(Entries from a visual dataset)
....
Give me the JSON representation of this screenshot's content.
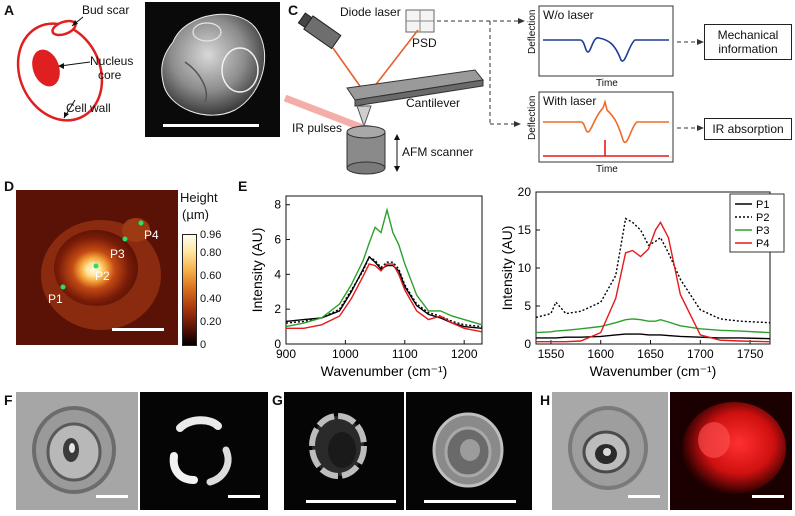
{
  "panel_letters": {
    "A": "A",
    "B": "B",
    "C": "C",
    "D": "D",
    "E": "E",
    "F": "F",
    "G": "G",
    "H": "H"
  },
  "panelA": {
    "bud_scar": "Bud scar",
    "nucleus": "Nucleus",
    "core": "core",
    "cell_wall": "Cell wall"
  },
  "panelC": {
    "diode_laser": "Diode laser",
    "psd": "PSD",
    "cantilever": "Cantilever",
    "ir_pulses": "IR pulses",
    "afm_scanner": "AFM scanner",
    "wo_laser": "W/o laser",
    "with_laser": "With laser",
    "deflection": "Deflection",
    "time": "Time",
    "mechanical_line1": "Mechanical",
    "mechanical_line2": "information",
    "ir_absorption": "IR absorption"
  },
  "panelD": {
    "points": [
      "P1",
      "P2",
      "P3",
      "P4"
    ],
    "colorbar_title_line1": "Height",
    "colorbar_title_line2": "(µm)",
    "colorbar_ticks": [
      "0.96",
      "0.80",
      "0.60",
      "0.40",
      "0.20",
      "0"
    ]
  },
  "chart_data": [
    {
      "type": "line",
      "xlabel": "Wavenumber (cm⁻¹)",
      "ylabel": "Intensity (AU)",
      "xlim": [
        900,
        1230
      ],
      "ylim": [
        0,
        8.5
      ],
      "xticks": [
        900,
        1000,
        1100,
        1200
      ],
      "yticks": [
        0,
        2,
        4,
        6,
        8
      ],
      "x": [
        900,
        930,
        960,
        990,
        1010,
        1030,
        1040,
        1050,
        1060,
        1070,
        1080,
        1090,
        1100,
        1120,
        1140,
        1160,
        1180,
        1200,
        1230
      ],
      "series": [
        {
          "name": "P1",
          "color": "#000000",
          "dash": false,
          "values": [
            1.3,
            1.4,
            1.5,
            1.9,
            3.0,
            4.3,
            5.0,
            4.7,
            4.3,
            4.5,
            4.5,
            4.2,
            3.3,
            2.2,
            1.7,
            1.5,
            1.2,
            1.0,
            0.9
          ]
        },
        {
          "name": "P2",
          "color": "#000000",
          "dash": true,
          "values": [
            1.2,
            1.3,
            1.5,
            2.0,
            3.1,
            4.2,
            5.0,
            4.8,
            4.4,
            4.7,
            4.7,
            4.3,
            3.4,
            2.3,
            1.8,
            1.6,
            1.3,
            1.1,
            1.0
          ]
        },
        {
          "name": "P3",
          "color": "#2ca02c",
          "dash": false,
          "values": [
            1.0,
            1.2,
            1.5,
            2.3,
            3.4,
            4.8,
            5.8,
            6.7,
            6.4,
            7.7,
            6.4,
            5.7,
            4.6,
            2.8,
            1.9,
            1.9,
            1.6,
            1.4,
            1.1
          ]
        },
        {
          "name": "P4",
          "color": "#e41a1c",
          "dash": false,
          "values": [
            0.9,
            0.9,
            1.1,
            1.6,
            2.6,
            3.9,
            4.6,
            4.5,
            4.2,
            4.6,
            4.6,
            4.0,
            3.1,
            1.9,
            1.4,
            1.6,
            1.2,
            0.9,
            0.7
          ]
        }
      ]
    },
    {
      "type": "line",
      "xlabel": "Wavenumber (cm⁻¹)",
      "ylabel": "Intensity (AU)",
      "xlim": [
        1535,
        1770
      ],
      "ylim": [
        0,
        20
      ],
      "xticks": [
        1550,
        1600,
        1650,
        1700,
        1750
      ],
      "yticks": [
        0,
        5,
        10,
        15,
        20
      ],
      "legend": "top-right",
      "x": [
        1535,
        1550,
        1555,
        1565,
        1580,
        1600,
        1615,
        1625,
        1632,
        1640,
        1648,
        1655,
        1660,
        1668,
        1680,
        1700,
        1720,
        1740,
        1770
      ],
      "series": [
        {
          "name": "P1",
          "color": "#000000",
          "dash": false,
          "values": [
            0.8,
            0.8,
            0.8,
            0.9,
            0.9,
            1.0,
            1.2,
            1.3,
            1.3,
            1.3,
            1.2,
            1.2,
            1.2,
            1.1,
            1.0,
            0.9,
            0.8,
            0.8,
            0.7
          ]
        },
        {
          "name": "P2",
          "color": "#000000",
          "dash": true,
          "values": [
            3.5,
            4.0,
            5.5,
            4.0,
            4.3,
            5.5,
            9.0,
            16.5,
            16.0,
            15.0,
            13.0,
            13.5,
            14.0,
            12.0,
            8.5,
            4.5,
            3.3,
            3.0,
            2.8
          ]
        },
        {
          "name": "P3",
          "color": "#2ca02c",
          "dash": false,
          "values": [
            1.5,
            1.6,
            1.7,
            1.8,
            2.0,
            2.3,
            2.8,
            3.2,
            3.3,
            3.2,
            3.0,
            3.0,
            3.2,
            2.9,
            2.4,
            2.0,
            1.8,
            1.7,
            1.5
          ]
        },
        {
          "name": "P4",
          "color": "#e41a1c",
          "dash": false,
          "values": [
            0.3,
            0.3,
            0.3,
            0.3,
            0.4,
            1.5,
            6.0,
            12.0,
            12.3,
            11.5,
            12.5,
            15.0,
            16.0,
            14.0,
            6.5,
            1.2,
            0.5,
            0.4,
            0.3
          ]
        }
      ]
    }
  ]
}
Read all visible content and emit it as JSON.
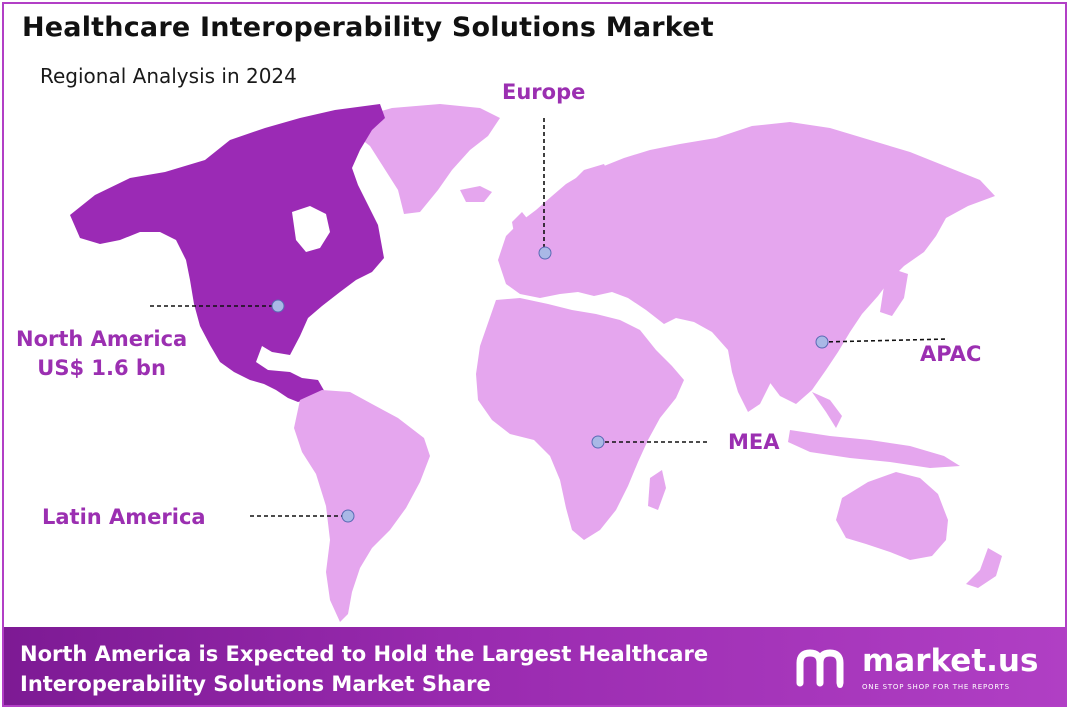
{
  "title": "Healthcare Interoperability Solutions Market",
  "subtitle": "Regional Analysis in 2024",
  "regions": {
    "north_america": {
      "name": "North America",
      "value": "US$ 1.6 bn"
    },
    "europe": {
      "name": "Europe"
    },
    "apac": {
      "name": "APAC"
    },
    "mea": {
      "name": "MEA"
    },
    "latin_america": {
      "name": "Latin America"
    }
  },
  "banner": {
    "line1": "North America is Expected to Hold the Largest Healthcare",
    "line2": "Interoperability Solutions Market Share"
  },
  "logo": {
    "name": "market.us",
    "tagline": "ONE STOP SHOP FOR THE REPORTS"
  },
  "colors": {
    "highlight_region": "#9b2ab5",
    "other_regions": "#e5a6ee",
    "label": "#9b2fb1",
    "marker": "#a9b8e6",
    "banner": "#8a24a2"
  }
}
....
EXERCISE DIRECTIONS: Give all the entries again exactly, dropping each picture.

EXERCISE OUTPUT:
Give me the JSON representation of this screenshot's content.
{
  "panel_letters": {
    "A": "A",
    "B": "B",
    "C": "C",
    "D": "D",
    "E": "E",
    "F": "F",
    "G": "G",
    "H": "H"
  },
  "panelA": {
    "bud_scar": "Bud scar",
    "nucleus": "Nucleus",
    "core": "core",
    "cell_wall": "Cell wall"
  },
  "panelC": {
    "diode_laser": "Diode laser",
    "psd": "PSD",
    "cantilever": "Cantilever",
    "ir_pulses": "IR pulses",
    "afm_scanner": "AFM scanner",
    "wo_laser": "W/o laser",
    "with_laser": "With laser",
    "deflection": "Deflection",
    "time": "Time",
    "mechanical_line1": "Mechanical",
    "mechanical_line2": "information",
    "ir_absorption": "IR absorption"
  },
  "panelD": {
    "points": [
      "P1",
      "P2",
      "P3",
      "P4"
    ],
    "colorbar_title_line1": "Height",
    "colorbar_title_line2": "(µm)",
    "colorbar_ticks": [
      "0.96",
      "0.80",
      "0.60",
      "0.40",
      "0.20",
      "0"
    ]
  },
  "chart_data": [
    {
      "type": "line",
      "xlabel": "Wavenumber (cm⁻¹)",
      "ylabel": "Intensity (AU)",
      "xlim": [
        900,
        1230
      ],
      "ylim": [
        0,
        8.5
      ],
      "xticks": [
        900,
        1000,
        1100,
        1200
      ],
      "yticks": [
        0,
        2,
        4,
        6,
        8
      ],
      "x": [
        900,
        930,
        960,
        990,
        1010,
        1030,
        1040,
        1050,
        1060,
        1070,
        1080,
        1090,
        1100,
        1120,
        1140,
        1160,
        1180,
        1200,
        1230
      ],
      "series": [
        {
          "name": "P1",
          "color": "#000000",
          "dash": false,
          "values": [
            1.3,
            1.4,
            1.5,
            1.9,
            3.0,
            4.3,
            5.0,
            4.7,
            4.3,
            4.5,
            4.5,
            4.2,
            3.3,
            2.2,
            1.7,
            1.5,
            1.2,
            1.0,
            0.9
          ]
        },
        {
          "name": "P2",
          "color": "#000000",
          "dash": true,
          "values": [
            1.2,
            1.3,
            1.5,
            2.0,
            3.1,
            4.2,
            5.0,
            4.8,
            4.4,
            4.7,
            4.7,
            4.3,
            3.4,
            2.3,
            1.8,
            1.6,
            1.3,
            1.1,
            1.0
          ]
        },
        {
          "name": "P3",
          "color": "#2ca02c",
          "dash": false,
          "values": [
            1.0,
            1.2,
            1.5,
            2.3,
            3.4,
            4.8,
            5.8,
            6.7,
            6.4,
            7.7,
            6.4,
            5.7,
            4.6,
            2.8,
            1.9,
            1.9,
            1.6,
            1.4,
            1.1
          ]
        },
        {
          "name": "P4",
          "color": "#e41a1c",
          "dash": false,
          "values": [
            0.9,
            0.9,
            1.1,
            1.6,
            2.6,
            3.9,
            4.6,
            4.5,
            4.2,
            4.6,
            4.6,
            4.0,
            3.1,
            1.9,
            1.4,
            1.6,
            1.2,
            0.9,
            0.7
          ]
        }
      ]
    },
    {
      "type": "line",
      "xlabel": "Wavenumber (cm⁻¹)",
      "ylabel": "Intensity (AU)",
      "xlim": [
        1535,
        1770
      ],
      "ylim": [
        0,
        20
      ],
      "xticks": [
        1550,
        1600,
        1650,
        1700,
        1750
      ],
      "yticks": [
        0,
        5,
        10,
        15,
        20
      ],
      "legend": "top-right",
      "x": [
        1535,
        1550,
        1555,
        1565,
        1580,
        1600,
        1615,
        1625,
        1632,
        1640,
        1648,
        1655,
        1660,
        1668,
        1680,
        1700,
        1720,
        1740,
        1770
      ],
      "series": [
        {
          "name": "P1",
          "color": "#000000",
          "dash": false,
          "values": [
            0.8,
            0.8,
            0.8,
            0.9,
            0.9,
            1.0,
            1.2,
            1.3,
            1.3,
            1.3,
            1.2,
            1.2,
            1.2,
            1.1,
            1.0,
            0.9,
            0.8,
            0.8,
            0.7
          ]
        },
        {
          "name": "P2",
          "color": "#000000",
          "dash": true,
          "values": [
            3.5,
            4.0,
            5.5,
            4.0,
            4.3,
            5.5,
            9.0,
            16.5,
            16.0,
            15.0,
            13.0,
            13.5,
            14.0,
            12.0,
            8.5,
            4.5,
            3.3,
            3.0,
            2.8
          ]
        },
        {
          "name": "P3",
          "color": "#2ca02c",
          "dash": false,
          "values": [
            1.5,
            1.6,
            1.7,
            1.8,
            2.0,
            2.3,
            2.8,
            3.2,
            3.3,
            3.2,
            3.0,
            3.0,
            3.2,
            2.9,
            2.4,
            2.0,
            1.8,
            1.7,
            1.5
          ]
        },
        {
          "name": "P4",
          "color": "#e41a1c",
          "dash": false,
          "values": [
            0.3,
            0.3,
            0.3,
            0.3,
            0.4,
            1.5,
            6.0,
            12.0,
            12.3,
            11.5,
            12.5,
            15.0,
            16.0,
            14.0,
            6.5,
            1.2,
            0.5,
            0.4,
            0.3
          ]
        }
      ]
    }
  ]
}
Read all visible content and emit it as JSON.
{
  "title": "Healthcare Interoperability Solutions Market",
  "subtitle": "Regional Analysis in 2024",
  "regions": {
    "north_america": {
      "name": "North America",
      "value": "US$ 1.6 bn"
    },
    "europe": {
      "name": "Europe"
    },
    "apac": {
      "name": "APAC"
    },
    "mea": {
      "name": "MEA"
    },
    "latin_america": {
      "name": "Latin America"
    }
  },
  "banner": {
    "line1": "North America is Expected to Hold the Largest Healthcare",
    "line2": "Interoperability Solutions Market Share"
  },
  "logo": {
    "name": "market.us",
    "tagline": "ONE STOP SHOP FOR THE REPORTS"
  },
  "colors": {
    "highlight_region": "#9b2ab5",
    "other_regions": "#e5a6ee",
    "label": "#9b2fb1",
    "marker": "#a9b8e6",
    "banner": "#8a24a2"
  }
}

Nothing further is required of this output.